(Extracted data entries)
----

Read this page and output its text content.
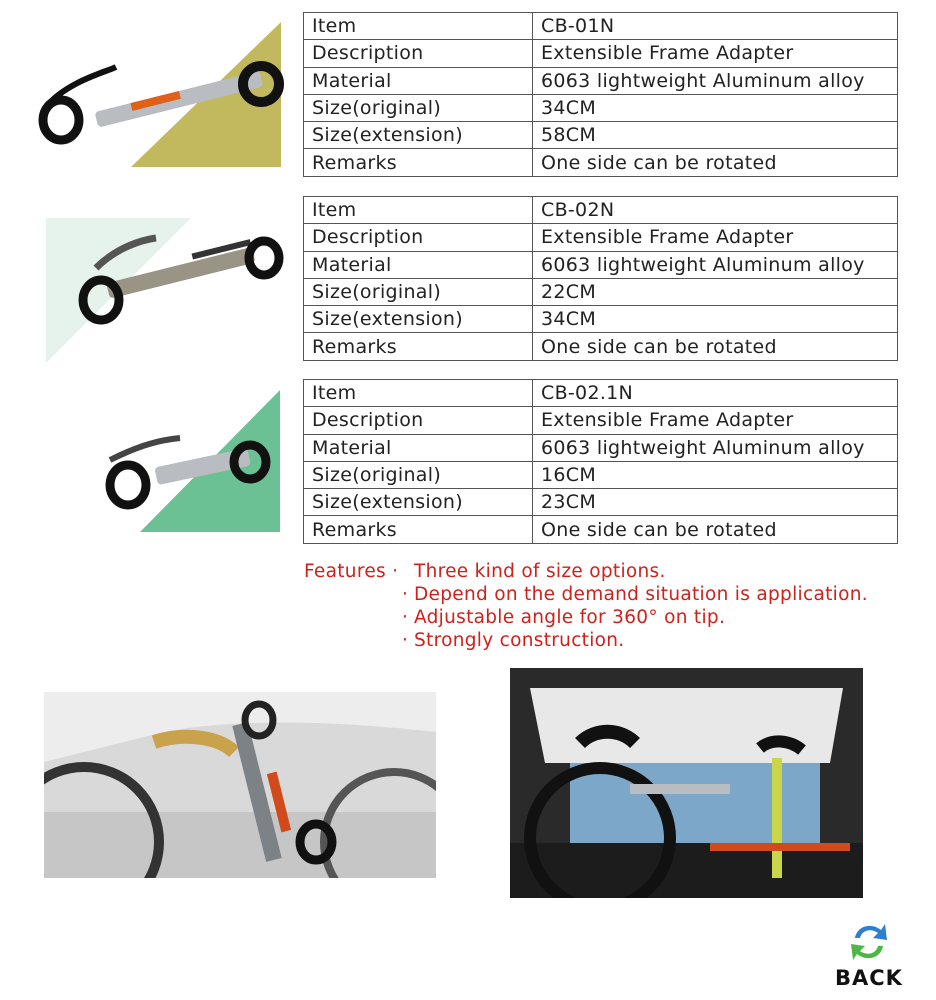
Item	CB-01N
Description	Extensible Frame Adapter
Material	6063 lightweight Aluminum alloy
Size(original)	34CM
Size(extension)	58CM
Remarks	One side can be rotated
Item	CB-02N
Description	Extensible Frame Adapter
Material	6063 lightweight Aluminum alloy
Size(original)	22CM
Size(extension)	34CM
Remarks	One side can be rotated
Item	CB-02.1N
Description	Extensible Frame Adapter
Material	6063 lightweight Aluminum alloy
Size(original)	16CM
Size(extension)	23CM
Remarks	One side can be rotated
Features · Three kind of size options.
· Depend on the demand situation is application.
· Adjustable angle for 360° on tip.
· Strongly construction.
BACK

----

#### [What to produce]
Print all entries exactly. The images do not belong in the copy.

#### [Solution for this task]
Read this page and output its text content.
Item	CB-01N
Description	Extensible Frame Adapter
Material	6063 lightweight Aluminum alloy
Size(original)	34CM
Size(extension)	58CM
Remarks	One side can be rotated
Item	CB-02N
Description	Extensible Frame Adapter
Material	6063 lightweight Aluminum alloy
Size(original)	22CM
Size(extension)	34CM
Remarks	One side can be rotated
Item	CB-02.1N
Description	Extensible Frame Adapter
Material	6063 lightweight Aluminum alloy
Size(original)	16CM
Size(extension)	23CM
Remarks	One side can be rotated
Features · Three kind of size options.
· Depend on the demand situation is application.
· Adjustable angle for 360° on tip.
· Strongly construction.
BACK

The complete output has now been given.